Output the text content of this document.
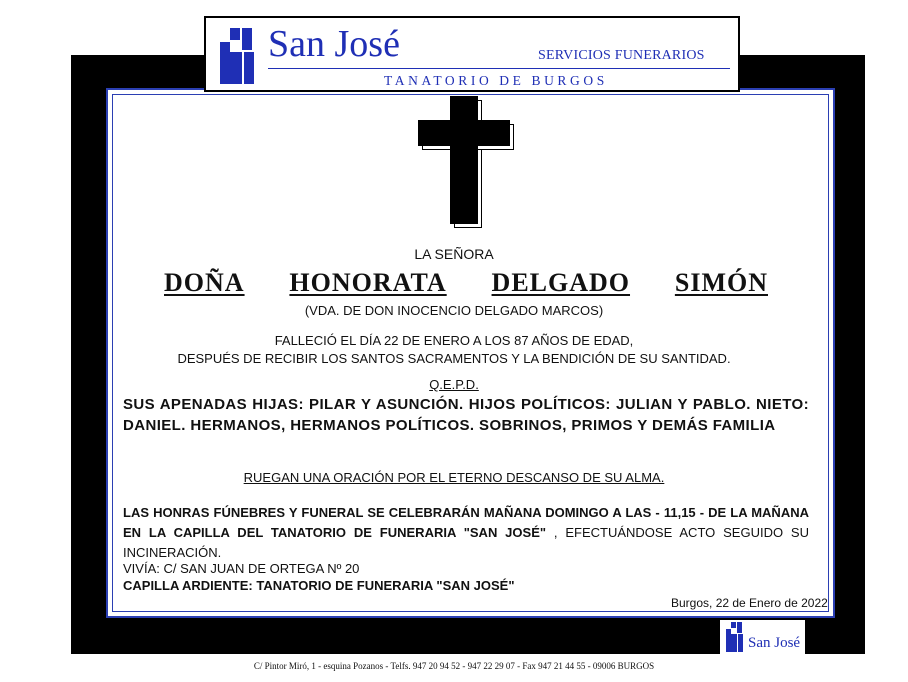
San José	SERVICIOS FUNERARIOS
TANATORIO DE BURGOS
LA SEÑORA
DOÑA HONORATA DELGADO SIMÓN
(VDA. DE DON INOCENCIO DELGADO MARCOS)
FALLECIÓ EL DÍA 22 DE ENERO A LOS 87 AÑOS DE EDAD,
DESPUÉS DE RECIBIR LOS SANTOS SACRAMENTOS Y LA BENDICIÓN DE SU SANTIDAD.
Q.E.P.D.
SUS APENADAS HIJAS: PILAR Y ASUNCIÓN. HIJOS POLÍTICOS: JULIAN Y PABLO. NIETO: DANIEL. HERMANOS, HERMANOS POLÍTICOS. SOBRINOS, PRIMOS Y DEMÁS FAMILIA
RUEGAN UNA ORACIÓN POR EL ETERNO DESCANSO DE SU ALMA.
LAS HONRAS FÚNEBRES Y FUNERAL SE CELEBRARÁN MAÑANA DOMINGO A LAS - 11,15 - DE LA MAÑANA EN LA CAPILLA DEL TANATORIO DE FUNERARIA "SAN JOSÉ" , EFECTUÁNDOSE ACTO SEGUIDO SU INCINERACIÓN.
VIVÍA: C/ SAN JUAN DE ORTEGA Nº 20
CAPILLA ARDIENTE: TANATORIO DE FUNERARIA "SAN JOSÉ"
Burgos, 22 de Enero de 2022
San José
C/ Pintor Miró, 1 - esquina Pozanos - Telfs. 947 20 94 52 - 947 22 29 07 - Fax 947 21 44 55 - 09006 BURGOS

▶ TASK REQUIREMENTS: Repeat the material above verbatim. Leave the pictures behind.

▶ COMPLETE ANSWER:
Output the text content of this document.
San José	SERVICIOS FUNERARIOS
TANATORIO DE BURGOS
LA SEÑORA
DOÑA HONORATA DELGADO SIMÓN
(VDA. DE DON INOCENCIO DELGADO MARCOS)
FALLECIÓ EL DÍA 22 DE ENERO A LOS 87 AÑOS DE EDAD,
DESPUÉS DE RECIBIR LOS SANTOS SACRAMENTOS Y LA BENDICIÓN DE SU SANTIDAD.
Q.E.P.D.
SUS APENADAS HIJAS: PILAR Y ASUNCIÓN. HIJOS POLÍTICOS: JULIAN Y PABLO. NIETO: DANIEL. HERMANOS, HERMANOS POLÍTICOS. SOBRINOS, PRIMOS Y DEMÁS FAMILIA
RUEGAN UNA ORACIÓN POR EL ETERNO DESCANSO DE SU ALMA.
LAS HONRAS FÚNEBRES Y FUNERAL SE CELEBRARÁN MAÑANA DOMINGO A LAS - 11,15 - DE LA MAÑANA EN LA CAPILLA DEL TANATORIO DE FUNERARIA "SAN JOSÉ" , EFECTUÁNDOSE ACTO SEGUIDO SU INCINERACIÓN.
VIVÍA: C/ SAN JUAN DE ORTEGA Nº 20
CAPILLA ARDIENTE: TANATORIO DE FUNERARIA "SAN JOSÉ"
Burgos, 22 de Enero de 2022
San José
C/ Pintor Miró, 1 - esquina Pozanos - Telfs. 947 20 94 52 - 947 22 29 07 - Fax 947 21 44 55 - 09006 BURGOS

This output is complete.